- [JOB] Look for the word "icon" in the entries below, then copy every line that has it.

- [Records]

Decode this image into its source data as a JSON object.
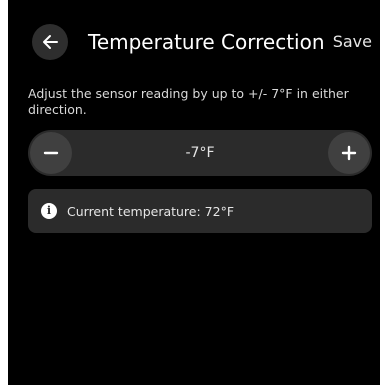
{
  "header": {
    "back_icon": "arrow-left-icon",
    "title": "Temperature Correction",
    "save_label": "Save"
  },
  "description": "Adjust the sensor reading by up to  +/- 7°F in either direction.",
  "stepper": {
    "minus_icon": "minus-icon",
    "plus_icon": "plus-icon",
    "value": "-7°F"
  },
  "info": {
    "icon": "info-icon",
    "text": "Current temperature:  72°F"
  },
  "colors": {
    "background": "#000000",
    "surface": "#2b2b2b",
    "button": "#404040",
    "text": "#ffffff"
  }
}
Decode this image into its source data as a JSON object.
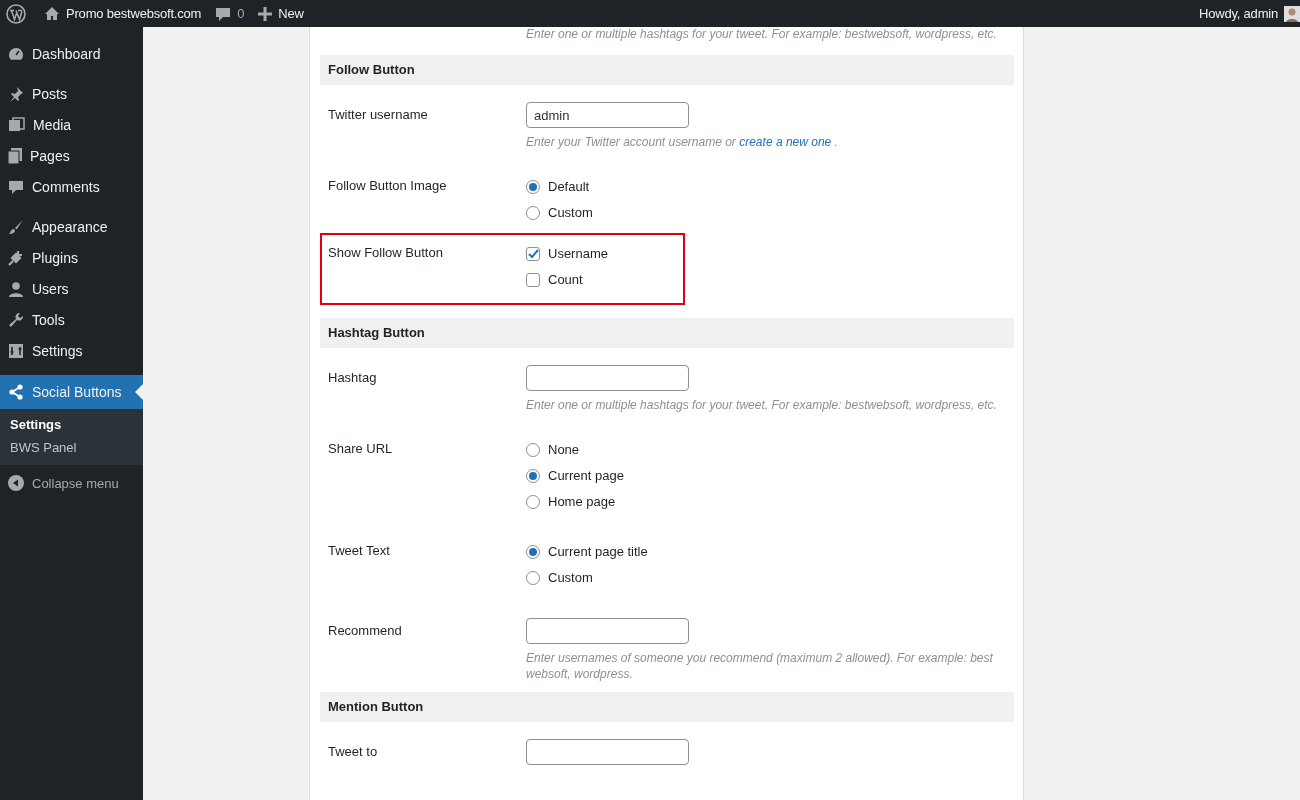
{
  "admin_bar": {
    "site": "Promo bestwebsoft.com",
    "comments": "0",
    "new": "New",
    "greeting": "Howdy, admin"
  },
  "menu": {
    "items": [
      {
        "label": "Dashboard",
        "selected": false
      },
      {
        "label": "Posts",
        "selected": false
      },
      {
        "label": "Media",
        "selected": false
      },
      {
        "label": "Pages",
        "selected": false
      },
      {
        "label": "Comments",
        "selected": false
      },
      {
        "label": "Appearance",
        "selected": false
      },
      {
        "label": "Plugins",
        "selected": false
      },
      {
        "label": "Users",
        "selected": false
      },
      {
        "label": "Tools",
        "selected": false
      },
      {
        "label": "Settings",
        "selected": false
      },
      {
        "label": "Social Buttons",
        "selected": true
      }
    ],
    "submenu": [
      {
        "label": "Settings",
        "selected": true
      },
      {
        "label": "BWS Panel",
        "selected": false
      }
    ],
    "collapse": "Collapse menu"
  },
  "form": [
    {
      "kind": "note",
      "text": "Enter one or multiple hashtags for your tweet. For example: bestwebsoft, wordpress, etc."
    },
    {
      "kind": "heading",
      "text": "Follow Button"
    },
    {
      "kind": "text",
      "label": "Twitter username",
      "value": "admin",
      "description": {
        "before": "Enter your Twitter account username or",
        "link": "create a new one",
        "after": "."
      }
    },
    {
      "kind": "radio",
      "label": "Follow Button Image",
      "options": [
        {
          "label": "Default",
          "selected": true
        },
        {
          "label": "Custom",
          "selected": false
        }
      ]
    },
    {
      "kind": "checkbox",
      "label": "Show Follow Button",
      "highlighted": true,
      "options": [
        {
          "label": "Username",
          "checked": true
        },
        {
          "label": "Count",
          "checked": false
        }
      ]
    },
    {
      "kind": "heading",
      "text": "Hashtag Button"
    },
    {
      "kind": "text",
      "label": "Hashtag",
      "description": {
        "before": "Enter one or multiple hashtags for your tweet. For example: bestwebsoft, wordpress, etc."
      }
    },
    {
      "kind": "radio",
      "label": "Share URL",
      "options": [
        {
          "label": "None",
          "selected": false
        },
        {
          "label": "Current page",
          "selected": true
        },
        {
          "label": "Home page",
          "selected": false
        }
      ]
    },
    {
      "kind": "radio",
      "label": "Tweet Text",
      "options": [
        {
          "label": "Current page title",
          "selected": true
        },
        {
          "label": "Custom",
          "selected": false
        }
      ]
    },
    {
      "kind": "text",
      "label": "Recommend",
      "description": {
        "before": "Enter usernames of someone you recommend (maximum 2 allowed). For example: bestwebsoft, wordpress."
      }
    },
    {
      "kind": "heading",
      "text": "Mention Button"
    },
    {
      "kind": "text",
      "label": "Tweet to"
    }
  ]
}
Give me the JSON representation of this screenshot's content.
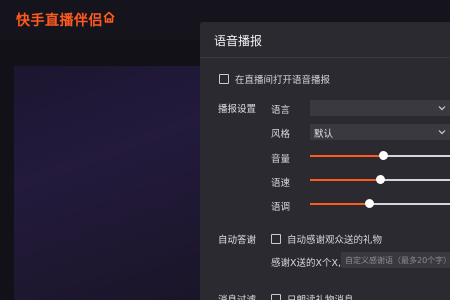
{
  "app": {
    "title": "快手直播伴侣"
  },
  "dialog": {
    "title": "语音播报",
    "enable_voice_broadcast": {
      "label": "在直播间打开语音播报",
      "checked": false
    },
    "broadcast_settings": {
      "section_label": "播报设置",
      "language": {
        "label": "语言",
        "value": ""
      },
      "style": {
        "label": "风格",
        "value": "默认"
      },
      "volume": {
        "label": "音量",
        "level": 0.52
      },
      "speed": {
        "label": "语速",
        "level": 0.5
      },
      "pitch": {
        "label": "语调",
        "level": 0.42
      }
    },
    "auto_reply": {
      "section_label": "自动答谢",
      "thank_gifts": {
        "label": "自动感谢观众送的礼物",
        "checked": false
      },
      "thanks_text_label": "感谢X送的X个X,",
      "thanks_placeholder": "自定义感谢语（最多20个字）"
    },
    "message_filter": {
      "section_label": "消息过滤",
      "gift_only": {
        "label": "只朗读礼物消息",
        "checked": false
      }
    }
  },
  "colors": {
    "accent": "#ff5a1f",
    "dialog_bg": "#2b2a31",
    "app_bg": "#121118"
  }
}
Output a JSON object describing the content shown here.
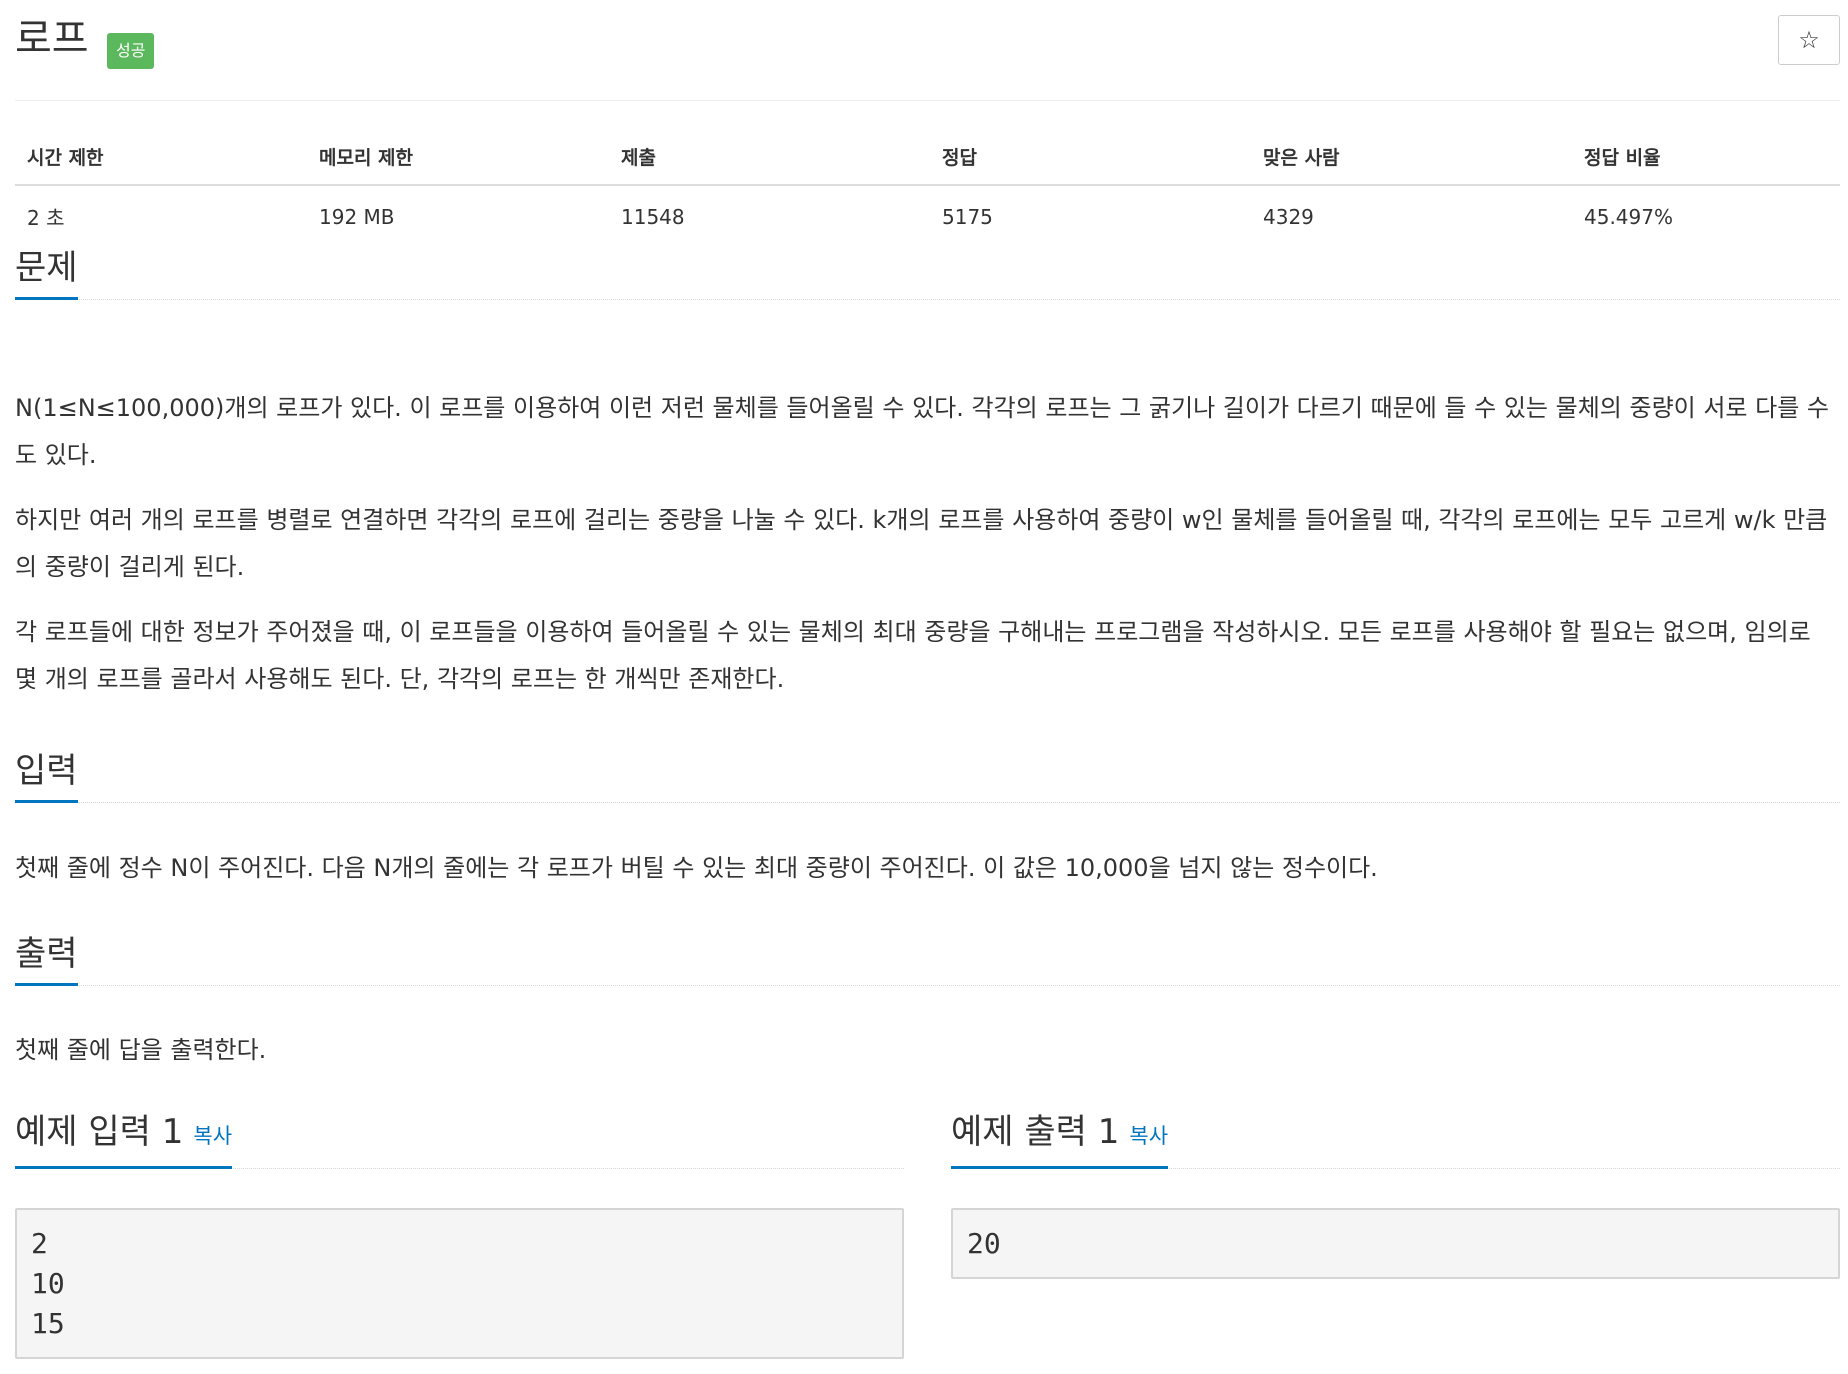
{
  "problem": {
    "title": "로프",
    "status_badge": "성공",
    "favorite_icon": "star-icon"
  },
  "stats": {
    "headers": [
      "시간 제한",
      "메모리 제한",
      "제출",
      "정답",
      "맞은 사람",
      "정답 비율"
    ],
    "values": [
      "2 초",
      "192 MB",
      "11548",
      "5175",
      "4329",
      "45.497%"
    ]
  },
  "sections": {
    "description": {
      "title": "문제",
      "paragraphs": [
        "N(1≤N≤100,000)개의 로프가 있다. 이 로프를 이용하여 이런 저런 물체를 들어올릴 수 있다. 각각의 로프는 그 굵기나 길이가 다르기 때문에 들 수 있는 물체의 중량이 서로 다를 수도 있다.",
        "하지만 여러 개의 로프를 병렬로 연결하면 각각의 로프에 걸리는 중량을 나눌 수 있다. k개의 로프를 사용하여 중량이 w인 물체를 들어올릴 때, 각각의 로프에는 모두 고르게 w/k 만큼의 중량이 걸리게 된다.",
        "각 로프들에 대한 정보가 주어졌을 때, 이 로프들을 이용하여 들어올릴 수 있는 물체의 최대 중량을 구해내는 프로그램을 작성하시오. 모든 로프를 사용해야 할 필요는 없으며, 임의로 몇 개의 로프를 골라서 사용해도 된다. 단, 각각의 로프는 한 개씩만 존재한다."
      ]
    },
    "input": {
      "title": "입력",
      "text": "첫째 줄에 정수 N이 주어진다. 다음 N개의 줄에는 각 로프가 버틸 수 있는 최대 중량이 주어진다. 이 값은 10,000을 넘지 않는 정수이다."
    },
    "output": {
      "title": "출력",
      "text": "첫째 줄에 답을 출력한다."
    }
  },
  "samples": {
    "input": {
      "title": "예제 입력 1",
      "copy_label": "복사",
      "content": "2\n10\n15"
    },
    "output": {
      "title": "예제 출력 1",
      "copy_label": "복사",
      "content": "20"
    }
  },
  "colors": {
    "accent": "#0076c0",
    "success": "#5cb85c"
  }
}
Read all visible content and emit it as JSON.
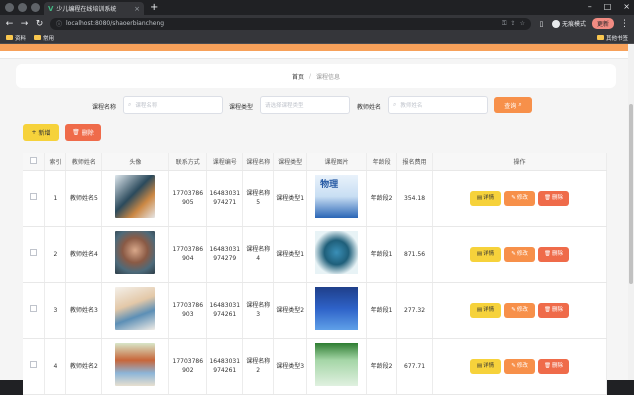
{
  "browser": {
    "tab_title": "少儿编程在线培训系统",
    "url": "localhost:8080/shaoerbiancheng",
    "profile_label": "无痕模式",
    "update_label": "更新",
    "bookmarks": [
      "资料",
      "常用"
    ],
    "other_bookmarks": "其他书签"
  },
  "breadcrumb": {
    "home": "首页",
    "sep": "/",
    "current": "课程信息"
  },
  "search": {
    "course_name_label": "课程名称",
    "course_name_placeholder": "课程名称",
    "course_type_label": "课程类型",
    "course_type_placeholder": "请选择课程类型",
    "teacher_label": "教师姓名",
    "teacher_placeholder": "教师姓名",
    "search_button": "查询"
  },
  "toolbar": {
    "add_label": "新增",
    "delete_label": "删除"
  },
  "table": {
    "headers": [
      "索引",
      "教师姓名",
      "头像",
      "联系方式",
      "课程编号",
      "课程名称",
      "课程类型",
      "课程图片",
      "年龄段",
      "报名费用",
      "操作"
    ],
    "rows": [
      {
        "index": "1",
        "teacher": "教师姓名5",
        "phone": "17703786905",
        "code": "16483031974271",
        "course": "课程名称5",
        "type": "课程类型1",
        "age": "年龄段2",
        "fee": "354.18"
      },
      {
        "index": "2",
        "teacher": "教师姓名4",
        "phone": "17703786904",
        "code": "16483031974279",
        "course": "课程名称4",
        "type": "课程类型1",
        "age": "年龄段1",
        "fee": "871.56"
      },
      {
        "index": "3",
        "teacher": "教师姓名3",
        "phone": "17703786903",
        "code": "16483031974261",
        "course": "课程名称3",
        "type": "课程类型2",
        "age": "年龄段1",
        "fee": "277.32"
      },
      {
        "index": "4",
        "teacher": "教师姓名2",
        "phone": "17703786902",
        "code": "16483031974261",
        "course": "课程名称2",
        "type": "课程类型3",
        "age": "年龄段2",
        "fee": "677.71"
      }
    ],
    "detail_label": "详情",
    "modify_label": "修改",
    "delete_label": "删除",
    "cover_text_1": "物理"
  },
  "colors": {
    "accent_orange": "#f7904a",
    "yellow": "#f6d23b",
    "red": "#ef6b4a"
  }
}
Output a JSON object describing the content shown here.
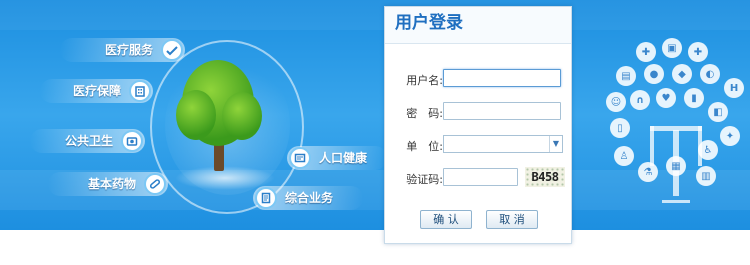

- [THE COMPLETED TASK]
    "back_icon": "arrow-left-icon",
    "minus_icon": "minus-icon",
    "plus_icon": "plus-icon",
    "icon": "info-icon",
    "favorite_icon": "star-icon"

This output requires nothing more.